------ Texte fourni
Cette matrice indique la fréquence de chaque mot dans les trois documents après le marquage sémantique et la suppression des mots vides. Chaque colonne correspond à un document, tandis que chaque ligne correspond à un mot spécifique trouvé dans l’ensemble du corpus de texte. Les valeurs de la matrice indiquent le nombre de fois qu’un terme donné apparaît dans un document donné. Si le terme w apparaît n fois dans le document d, alors [w,d] = n. Par exemple, le document 1 utilise deux fois « rouge », et donc [rouge, d1] = 2.
À partir de la matrice document-terme, la LSA produit une matrice document-document et une matrice terme-terme. Si les dimensions de la matrice terme-document sont définies comme d documents multipliés par w mots, alors la matrice document-document est d fois d, et la matrice terme-terme w fois w. Chaque valeur de la matrice document-document indique le nombre de mots que chaque document a en commun. Chaque valeur de la matrice terme-terme indique le nombre de documents dans lesquels deux termes coexistent.3
La parcimonie des données, qui conduit à un surajustement du modèle, se produit lorsque la majorité des valeurs de données d’un jeu de données donné sont nulles (c’est-à-dire, vides). Cela se produit régulièrement lors de la construction de matrices document-terme, pour lesquelles chaque mot individuel est une dimension de ligne et d’espace vectoriel distincte, car un document ne contiendra généralement pas la majorité des mots qui sont plus fréquents dans d’autres documents. En effet, la matrice document-terme de l’exemple utilisée ici contient de nombreuses utilisations pour des mots tels que Moïse, violettes et bleues qui n’apparaissent que dans un seul document. Bien entendu, les techniques de prétraitement de texte, telles que la suppression des mots vides, la dérivation et la lemmatisation, peuvent contribuer à réduire la parcimonie. La LSA offre cependant une approche plus ciblée.
------------
------ Données extraites
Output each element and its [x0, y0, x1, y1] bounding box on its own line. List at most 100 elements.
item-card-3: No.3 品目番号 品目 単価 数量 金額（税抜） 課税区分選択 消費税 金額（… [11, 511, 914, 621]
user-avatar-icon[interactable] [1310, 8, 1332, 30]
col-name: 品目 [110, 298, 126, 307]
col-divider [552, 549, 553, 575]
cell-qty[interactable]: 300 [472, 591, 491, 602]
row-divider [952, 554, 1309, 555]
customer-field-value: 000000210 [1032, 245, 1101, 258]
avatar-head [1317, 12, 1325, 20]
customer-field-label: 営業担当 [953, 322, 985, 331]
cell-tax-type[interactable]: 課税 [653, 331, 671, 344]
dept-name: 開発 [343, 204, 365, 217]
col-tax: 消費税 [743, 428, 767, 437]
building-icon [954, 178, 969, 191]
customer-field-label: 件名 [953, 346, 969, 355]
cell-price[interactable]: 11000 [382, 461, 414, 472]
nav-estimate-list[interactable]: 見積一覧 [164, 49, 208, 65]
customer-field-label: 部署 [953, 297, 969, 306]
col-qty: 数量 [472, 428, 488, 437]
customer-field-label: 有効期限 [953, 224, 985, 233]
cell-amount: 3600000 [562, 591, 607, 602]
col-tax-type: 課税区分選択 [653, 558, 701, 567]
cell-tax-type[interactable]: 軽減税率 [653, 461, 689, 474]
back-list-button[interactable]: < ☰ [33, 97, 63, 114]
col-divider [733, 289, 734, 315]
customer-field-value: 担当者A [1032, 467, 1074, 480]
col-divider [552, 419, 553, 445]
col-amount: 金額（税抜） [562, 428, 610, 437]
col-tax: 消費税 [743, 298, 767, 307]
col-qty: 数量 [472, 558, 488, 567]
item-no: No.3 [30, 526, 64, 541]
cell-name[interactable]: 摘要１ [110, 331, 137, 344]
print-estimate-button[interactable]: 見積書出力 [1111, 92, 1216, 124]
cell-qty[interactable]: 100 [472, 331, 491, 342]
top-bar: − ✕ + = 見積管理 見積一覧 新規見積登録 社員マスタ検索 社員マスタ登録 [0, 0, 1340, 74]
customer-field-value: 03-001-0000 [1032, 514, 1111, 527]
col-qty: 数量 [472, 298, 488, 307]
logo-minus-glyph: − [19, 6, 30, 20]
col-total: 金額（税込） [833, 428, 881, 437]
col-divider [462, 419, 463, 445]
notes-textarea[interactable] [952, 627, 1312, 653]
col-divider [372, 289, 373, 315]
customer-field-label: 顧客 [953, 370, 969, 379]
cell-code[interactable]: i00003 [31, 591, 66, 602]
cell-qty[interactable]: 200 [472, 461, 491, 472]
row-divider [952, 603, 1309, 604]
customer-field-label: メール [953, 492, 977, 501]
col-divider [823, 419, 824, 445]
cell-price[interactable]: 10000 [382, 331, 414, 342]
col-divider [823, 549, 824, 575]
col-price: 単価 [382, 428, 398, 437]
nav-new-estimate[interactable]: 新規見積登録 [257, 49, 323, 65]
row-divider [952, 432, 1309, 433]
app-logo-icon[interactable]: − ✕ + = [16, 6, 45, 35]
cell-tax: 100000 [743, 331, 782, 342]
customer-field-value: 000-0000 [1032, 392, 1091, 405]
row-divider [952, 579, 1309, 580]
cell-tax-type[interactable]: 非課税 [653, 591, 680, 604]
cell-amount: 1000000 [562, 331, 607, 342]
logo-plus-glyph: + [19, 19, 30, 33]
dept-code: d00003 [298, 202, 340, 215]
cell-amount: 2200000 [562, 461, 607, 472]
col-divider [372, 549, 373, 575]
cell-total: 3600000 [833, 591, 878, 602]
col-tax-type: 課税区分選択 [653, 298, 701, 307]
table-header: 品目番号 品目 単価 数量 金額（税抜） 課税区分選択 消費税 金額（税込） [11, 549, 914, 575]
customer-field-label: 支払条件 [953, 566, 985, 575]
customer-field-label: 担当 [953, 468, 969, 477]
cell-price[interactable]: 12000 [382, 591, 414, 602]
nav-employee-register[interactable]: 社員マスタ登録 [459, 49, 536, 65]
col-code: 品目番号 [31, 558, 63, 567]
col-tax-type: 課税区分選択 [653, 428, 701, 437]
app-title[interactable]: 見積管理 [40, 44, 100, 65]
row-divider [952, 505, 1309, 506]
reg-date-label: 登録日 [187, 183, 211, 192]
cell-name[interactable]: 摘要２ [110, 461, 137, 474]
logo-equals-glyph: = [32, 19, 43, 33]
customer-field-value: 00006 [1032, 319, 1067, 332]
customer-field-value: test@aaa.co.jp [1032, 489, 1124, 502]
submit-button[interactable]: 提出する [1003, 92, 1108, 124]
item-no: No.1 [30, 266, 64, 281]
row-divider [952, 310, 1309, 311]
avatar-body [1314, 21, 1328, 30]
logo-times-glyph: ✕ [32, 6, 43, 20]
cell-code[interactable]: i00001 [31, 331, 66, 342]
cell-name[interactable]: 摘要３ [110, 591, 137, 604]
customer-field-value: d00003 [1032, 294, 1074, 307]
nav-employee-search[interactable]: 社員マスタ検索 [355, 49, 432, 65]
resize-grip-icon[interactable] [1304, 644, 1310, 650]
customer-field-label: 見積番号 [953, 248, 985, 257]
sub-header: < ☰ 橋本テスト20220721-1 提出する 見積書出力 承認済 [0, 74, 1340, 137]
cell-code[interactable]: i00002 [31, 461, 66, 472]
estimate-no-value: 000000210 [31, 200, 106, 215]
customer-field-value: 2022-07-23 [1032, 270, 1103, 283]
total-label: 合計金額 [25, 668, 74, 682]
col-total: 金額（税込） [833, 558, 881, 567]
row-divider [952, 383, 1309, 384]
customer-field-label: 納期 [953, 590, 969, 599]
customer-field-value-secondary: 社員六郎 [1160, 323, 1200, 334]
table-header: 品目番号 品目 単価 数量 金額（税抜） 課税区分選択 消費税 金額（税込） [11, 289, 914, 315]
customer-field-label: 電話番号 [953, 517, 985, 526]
------------
:: Série de tâches ::
A. Recopiez mot pour mot le passage du texte sur la LSA, de « Cette matrice indique » à « [rouge, d1] = 2. ».
B. Répondez aux questions suivantes d'après le texte sur la LSA.
(i) Dans la matrice document-terme, à quoi correspond chaque colonne ?
(ii) Quelles sont les dimensions de la matrice terme-terme ?
(iii) Quand la parcimonie des données se produit-elle ?

:: Réponses aux tâches ::
A.
Cette matrice indique la fréquence de chaque mot dans les trois documents après le marquage sémantique et la suppression des mots vides. Chaque colonne correspond à un document, tandis que chaque ligne correspond à un mot spécifique trouvé dans l’ensemble du corpus de texte. Les valeurs de la matrice indiquent le nombre de fois qu’un terme donné apparaît dans un document donné. Si le terme w apparaît n fois dans le document d, alors [w,d] = n. Par exemple, le document 1 utilise deux fois « rouge », et donc [rouge, d1] = 2.

B.
(i) Chaque colonne correspond à un document.
(ii) La matrice terme-terme est de w fois w.
(iii) Elle se produit lorsque la majorité des valeurs de données d'un jeu de données donné sont nulles, c'est-à-dire vides.